-- START OF Data to process --
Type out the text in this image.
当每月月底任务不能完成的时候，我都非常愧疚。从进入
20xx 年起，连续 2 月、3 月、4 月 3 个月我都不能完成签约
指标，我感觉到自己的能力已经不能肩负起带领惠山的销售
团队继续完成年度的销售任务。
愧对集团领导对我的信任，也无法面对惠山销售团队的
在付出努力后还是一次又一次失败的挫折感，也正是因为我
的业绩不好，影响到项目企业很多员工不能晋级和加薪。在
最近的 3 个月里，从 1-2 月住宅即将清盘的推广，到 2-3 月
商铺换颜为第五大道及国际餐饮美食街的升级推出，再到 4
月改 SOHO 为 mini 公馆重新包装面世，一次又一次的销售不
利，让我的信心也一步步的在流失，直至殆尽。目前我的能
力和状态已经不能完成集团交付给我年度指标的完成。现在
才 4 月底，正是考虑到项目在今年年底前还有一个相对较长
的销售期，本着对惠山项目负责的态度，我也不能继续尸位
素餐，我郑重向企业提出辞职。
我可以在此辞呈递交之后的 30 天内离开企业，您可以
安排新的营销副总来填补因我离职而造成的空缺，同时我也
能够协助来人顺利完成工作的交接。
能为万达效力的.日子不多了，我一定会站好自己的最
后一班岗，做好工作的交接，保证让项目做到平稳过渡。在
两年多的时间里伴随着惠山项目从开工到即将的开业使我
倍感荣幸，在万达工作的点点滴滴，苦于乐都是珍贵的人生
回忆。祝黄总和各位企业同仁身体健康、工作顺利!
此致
-- END OF Data to process --
▶ **Written instruction**:
Can you restate every record above word for word?

▶ **Complete response**:
Type out the text in this image.
当每月月底任务不能完成的时候，我都非常愧疚。从进入
20xx 年起，连续 2 月、3 月、4 月 3 个月我都不能完成签约
指标，我感觉到自己的能力已经不能肩负起带领惠山的销售
团队继续完成年度的销售任务。
愧对集团领导对我的信任，也无法面对惠山销售团队的
在付出努力后还是一次又一次失败的挫折感，也正是因为我
的业绩不好，影响到项目企业很多员工不能晋级和加薪。在
最近的 3 个月里，从 1-2 月住宅即将清盘的推广，到 2-3 月
商铺换颜为第五大道及国际餐饮美食街的升级推出，再到 4
月改 SOHO 为 mini 公馆重新包装面世，一次又一次的销售不
利，让我的信心也一步步的在流失，直至殆尽。目前我的能
力和状态已经不能完成集团交付给我年度指标的完成。现在
才 4 月底，正是考虑到项目在今年年底前还有一个相对较长
的销售期，本着对惠山项目负责的态度，我也不能继续尸位
素餐，我郑重向企业提出辞职。
我可以在此辞呈递交之后的 30 天内离开企业，您可以
安排新的营销副总来填补因我离职而造成的空缺，同时我也
能够协助来人顺利完成工作的交接。
能为万达效力的.日子不多了，我一定会站好自己的最
后一班岗，做好工作的交接，保证让项目做到平稳过渡。在
两年多的时间里伴随着惠山项目从开工到即将的开业使我
倍感荣幸，在万达工作的点点滴滴，苦于乐都是珍贵的人生
回忆。祝黄总和各位企业同仁身体健康、工作顺利!
此致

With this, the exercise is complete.